____ RECORDS TO USE

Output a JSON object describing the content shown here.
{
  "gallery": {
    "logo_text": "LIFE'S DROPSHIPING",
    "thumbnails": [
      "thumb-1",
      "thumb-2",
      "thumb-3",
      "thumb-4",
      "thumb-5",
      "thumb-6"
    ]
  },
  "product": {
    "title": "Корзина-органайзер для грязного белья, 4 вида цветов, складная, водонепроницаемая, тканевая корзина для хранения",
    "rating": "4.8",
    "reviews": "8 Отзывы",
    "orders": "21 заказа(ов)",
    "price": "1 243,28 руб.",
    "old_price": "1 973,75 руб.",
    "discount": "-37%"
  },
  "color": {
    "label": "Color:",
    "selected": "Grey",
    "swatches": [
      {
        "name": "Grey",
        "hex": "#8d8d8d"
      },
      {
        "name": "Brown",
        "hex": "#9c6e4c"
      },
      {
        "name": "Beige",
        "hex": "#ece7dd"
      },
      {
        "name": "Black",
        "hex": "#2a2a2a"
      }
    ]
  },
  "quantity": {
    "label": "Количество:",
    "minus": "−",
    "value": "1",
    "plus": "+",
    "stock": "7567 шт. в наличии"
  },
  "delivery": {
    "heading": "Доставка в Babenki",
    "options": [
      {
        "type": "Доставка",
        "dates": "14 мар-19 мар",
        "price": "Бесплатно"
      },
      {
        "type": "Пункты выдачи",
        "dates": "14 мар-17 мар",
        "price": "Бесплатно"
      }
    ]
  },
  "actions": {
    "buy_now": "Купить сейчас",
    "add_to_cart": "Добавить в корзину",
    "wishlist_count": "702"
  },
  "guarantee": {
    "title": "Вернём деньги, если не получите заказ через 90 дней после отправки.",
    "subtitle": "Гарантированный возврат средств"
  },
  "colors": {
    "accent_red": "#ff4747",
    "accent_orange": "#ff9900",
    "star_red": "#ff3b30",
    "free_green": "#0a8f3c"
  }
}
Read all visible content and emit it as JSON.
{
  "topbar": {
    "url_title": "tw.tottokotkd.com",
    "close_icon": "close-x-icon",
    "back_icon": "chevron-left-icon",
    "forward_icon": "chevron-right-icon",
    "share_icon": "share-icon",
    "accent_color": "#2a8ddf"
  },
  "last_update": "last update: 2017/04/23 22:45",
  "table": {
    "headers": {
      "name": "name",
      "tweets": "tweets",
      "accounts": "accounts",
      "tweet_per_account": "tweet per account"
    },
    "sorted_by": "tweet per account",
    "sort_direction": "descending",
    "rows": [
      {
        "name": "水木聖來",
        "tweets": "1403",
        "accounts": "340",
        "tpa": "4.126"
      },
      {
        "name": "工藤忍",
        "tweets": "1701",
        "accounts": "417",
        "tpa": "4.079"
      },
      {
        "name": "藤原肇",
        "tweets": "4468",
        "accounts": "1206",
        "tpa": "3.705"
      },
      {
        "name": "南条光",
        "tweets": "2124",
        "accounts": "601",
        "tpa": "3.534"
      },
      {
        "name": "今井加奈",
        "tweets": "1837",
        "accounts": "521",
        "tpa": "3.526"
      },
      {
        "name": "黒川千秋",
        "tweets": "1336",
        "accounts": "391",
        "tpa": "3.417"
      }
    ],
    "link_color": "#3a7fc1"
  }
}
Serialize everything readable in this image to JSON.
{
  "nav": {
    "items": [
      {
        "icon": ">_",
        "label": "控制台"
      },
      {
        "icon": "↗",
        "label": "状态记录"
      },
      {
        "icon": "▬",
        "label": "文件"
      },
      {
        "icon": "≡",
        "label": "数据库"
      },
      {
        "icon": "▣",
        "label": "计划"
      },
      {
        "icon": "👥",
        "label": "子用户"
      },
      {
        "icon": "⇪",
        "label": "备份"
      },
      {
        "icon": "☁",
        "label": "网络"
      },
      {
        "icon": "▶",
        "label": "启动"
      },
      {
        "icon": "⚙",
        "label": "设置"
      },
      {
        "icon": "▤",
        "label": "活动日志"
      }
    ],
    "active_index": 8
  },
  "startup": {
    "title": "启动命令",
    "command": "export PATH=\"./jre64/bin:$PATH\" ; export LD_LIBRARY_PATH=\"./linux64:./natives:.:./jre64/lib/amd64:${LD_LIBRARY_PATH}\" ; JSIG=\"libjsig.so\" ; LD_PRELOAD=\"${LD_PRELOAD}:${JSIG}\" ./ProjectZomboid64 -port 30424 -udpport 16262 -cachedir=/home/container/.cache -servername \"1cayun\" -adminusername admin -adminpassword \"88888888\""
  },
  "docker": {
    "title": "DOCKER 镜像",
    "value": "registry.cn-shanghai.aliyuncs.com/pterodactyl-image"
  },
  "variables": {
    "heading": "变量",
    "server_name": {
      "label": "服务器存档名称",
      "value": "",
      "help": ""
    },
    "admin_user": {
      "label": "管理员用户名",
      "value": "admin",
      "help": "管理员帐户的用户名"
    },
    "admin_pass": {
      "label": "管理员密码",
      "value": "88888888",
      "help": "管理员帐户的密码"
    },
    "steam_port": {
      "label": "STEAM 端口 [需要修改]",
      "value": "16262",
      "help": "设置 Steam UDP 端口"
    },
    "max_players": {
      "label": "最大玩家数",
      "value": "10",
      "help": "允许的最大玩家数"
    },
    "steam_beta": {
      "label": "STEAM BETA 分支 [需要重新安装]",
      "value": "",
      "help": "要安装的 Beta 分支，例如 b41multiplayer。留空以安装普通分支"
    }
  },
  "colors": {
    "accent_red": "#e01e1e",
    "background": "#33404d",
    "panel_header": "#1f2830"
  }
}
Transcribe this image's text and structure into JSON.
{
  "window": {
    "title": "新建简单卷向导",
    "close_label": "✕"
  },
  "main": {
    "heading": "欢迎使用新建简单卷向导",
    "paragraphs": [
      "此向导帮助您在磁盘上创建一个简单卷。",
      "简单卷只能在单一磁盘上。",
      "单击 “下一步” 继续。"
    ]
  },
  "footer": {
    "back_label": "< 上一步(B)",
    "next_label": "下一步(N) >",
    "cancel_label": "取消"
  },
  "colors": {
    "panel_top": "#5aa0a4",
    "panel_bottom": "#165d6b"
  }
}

________

■ **TASK**
State only the number of lines in these entries that contain "accounts".

■ **SOLVED EXERCISE**
7